** Start of PROVIDED DATA **
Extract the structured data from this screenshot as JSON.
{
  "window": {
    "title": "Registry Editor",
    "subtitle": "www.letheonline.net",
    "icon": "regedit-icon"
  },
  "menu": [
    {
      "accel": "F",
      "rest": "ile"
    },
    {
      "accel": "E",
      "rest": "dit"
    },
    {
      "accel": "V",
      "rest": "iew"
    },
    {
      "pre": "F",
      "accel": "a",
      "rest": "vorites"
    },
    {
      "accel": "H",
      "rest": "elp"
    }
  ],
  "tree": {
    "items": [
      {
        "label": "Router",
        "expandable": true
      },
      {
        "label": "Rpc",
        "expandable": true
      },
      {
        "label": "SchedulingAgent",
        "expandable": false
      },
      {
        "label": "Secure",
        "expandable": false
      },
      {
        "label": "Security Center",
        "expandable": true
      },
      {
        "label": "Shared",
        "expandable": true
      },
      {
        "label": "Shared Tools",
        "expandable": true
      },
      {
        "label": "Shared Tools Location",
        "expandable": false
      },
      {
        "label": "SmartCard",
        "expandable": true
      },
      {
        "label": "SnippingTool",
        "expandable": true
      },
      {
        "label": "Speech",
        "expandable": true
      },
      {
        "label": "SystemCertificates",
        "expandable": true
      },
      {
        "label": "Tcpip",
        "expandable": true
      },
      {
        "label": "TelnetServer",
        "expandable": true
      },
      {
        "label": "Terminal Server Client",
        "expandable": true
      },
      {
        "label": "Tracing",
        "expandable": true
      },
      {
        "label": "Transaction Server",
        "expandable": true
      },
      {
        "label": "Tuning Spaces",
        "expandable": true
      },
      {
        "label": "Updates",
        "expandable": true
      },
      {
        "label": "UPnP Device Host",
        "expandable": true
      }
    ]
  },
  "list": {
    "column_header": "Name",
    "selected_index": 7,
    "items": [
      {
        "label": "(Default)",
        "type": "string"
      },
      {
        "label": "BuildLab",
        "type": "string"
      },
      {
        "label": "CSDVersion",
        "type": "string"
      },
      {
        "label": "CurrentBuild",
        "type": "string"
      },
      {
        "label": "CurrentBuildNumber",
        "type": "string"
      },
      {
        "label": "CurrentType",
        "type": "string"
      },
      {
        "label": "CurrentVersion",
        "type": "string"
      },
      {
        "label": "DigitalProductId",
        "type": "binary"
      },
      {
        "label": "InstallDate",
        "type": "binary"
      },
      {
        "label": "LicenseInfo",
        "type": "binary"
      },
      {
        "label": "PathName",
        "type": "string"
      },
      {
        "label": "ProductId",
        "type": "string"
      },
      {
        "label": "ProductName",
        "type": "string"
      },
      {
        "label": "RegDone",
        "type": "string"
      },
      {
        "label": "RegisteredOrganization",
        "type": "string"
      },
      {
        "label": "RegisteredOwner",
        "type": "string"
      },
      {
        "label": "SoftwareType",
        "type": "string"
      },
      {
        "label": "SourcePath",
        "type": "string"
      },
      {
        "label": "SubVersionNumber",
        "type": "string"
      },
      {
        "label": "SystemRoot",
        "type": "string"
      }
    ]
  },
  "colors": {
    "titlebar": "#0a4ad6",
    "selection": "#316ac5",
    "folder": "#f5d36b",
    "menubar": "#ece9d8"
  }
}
** End of PROVIDED DATA **
● **DIRECTIONS**: Faithfully transcribe the whole of the data.

● **THE COMPLETED TASK**:
Extract the structured data from this screenshot as JSON.
{
  "window": {
    "title": "Registry Editor",
    "subtitle": "www.letheonline.net",
    "icon": "regedit-icon"
  },
  "menu": [
    {
      "accel": "F",
      "rest": "ile"
    },
    {
      "accel": "E",
      "rest": "dit"
    },
    {
      "accel": "V",
      "rest": "iew"
    },
    {
      "pre": "F",
      "accel": "a",
      "rest": "vorites"
    },
    {
      "accel": "H",
      "rest": "elp"
    }
  ],
  "tree": {
    "items": [
      {
        "label": "Router",
        "expandable": true
      },
      {
        "label": "Rpc",
        "expandable": true
      },
      {
        "label": "SchedulingAgent",
        "expandable": false
      },
      {
        "label": "Secure",
        "expandable": false
      },
      {
        "label": "Security Center",
        "expandable": true
      },
      {
        "label": "Shared",
        "expandable": true
      },
      {
        "label": "Shared Tools",
        "expandable": true
      },
      {
        "label": "Shared Tools Location",
        "expandable": false
      },
      {
        "label": "SmartCard",
        "expandable": true
      },
      {
        "label": "SnippingTool",
        "expandable": true
      },
      {
        "label": "Speech",
        "expandable": true
      },
      {
        "label": "SystemCertificates",
        "expandable": true
      },
      {
        "label": "Tcpip",
        "expandable": true
      },
      {
        "label": "TelnetServer",
        "expandable": true
      },
      {
        "label": "Terminal Server Client",
        "expandable": true
      },
      {
        "label": "Tracing",
        "expandable": true
      },
      {
        "label": "Transaction Server",
        "expandable": true
      },
      {
        "label": "Tuning Spaces",
        "expandable": true
      },
      {
        "label": "Updates",
        "expandable": true
      },
      {
        "label": "UPnP Device Host",
        "expandable": true
      }
    ]
  },
  "list": {
    "column_header": "Name",
    "selected_index": 7,
    "items": [
      {
        "label": "(Default)",
        "type": "string"
      },
      {
        "label": "BuildLab",
        "type": "string"
      },
      {
        "label": "CSDVersion",
        "type": "string"
      },
      {
        "label": "CurrentBuild",
        "type": "string"
      },
      {
        "label": "CurrentBuildNumber",
        "type": "string"
      },
      {
        "label": "CurrentType",
        "type": "string"
      },
      {
        "label": "CurrentVersion",
        "type": "string"
      },
      {
        "label": "DigitalProductId",
        "type": "binary"
      },
      {
        "label": "InstallDate",
        "type": "binary"
      },
      {
        "label": "LicenseInfo",
        "type": "binary"
      },
      {
        "label": "PathName",
        "type": "string"
      },
      {
        "label": "ProductId",
        "type": "string"
      },
      {
        "label": "ProductName",
        "type": "string"
      },
      {
        "label": "RegDone",
        "type": "string"
      },
      {
        "label": "RegisteredOrganization",
        "type": "string"
      },
      {
        "label": "RegisteredOwner",
        "type": "string"
      },
      {
        "label": "SoftwareType",
        "type": "string"
      },
      {
        "label": "SourcePath",
        "type": "string"
      },
      {
        "label": "SubVersionNumber",
        "type": "string"
      },
      {
        "label": "SystemRoot",
        "type": "string"
      }
    ]
  },
  "colors": {
    "titlebar": "#0a4ad6",
    "selection": "#316ac5",
    "folder": "#f5d36b",
    "menubar": "#ece9d8"
  }
}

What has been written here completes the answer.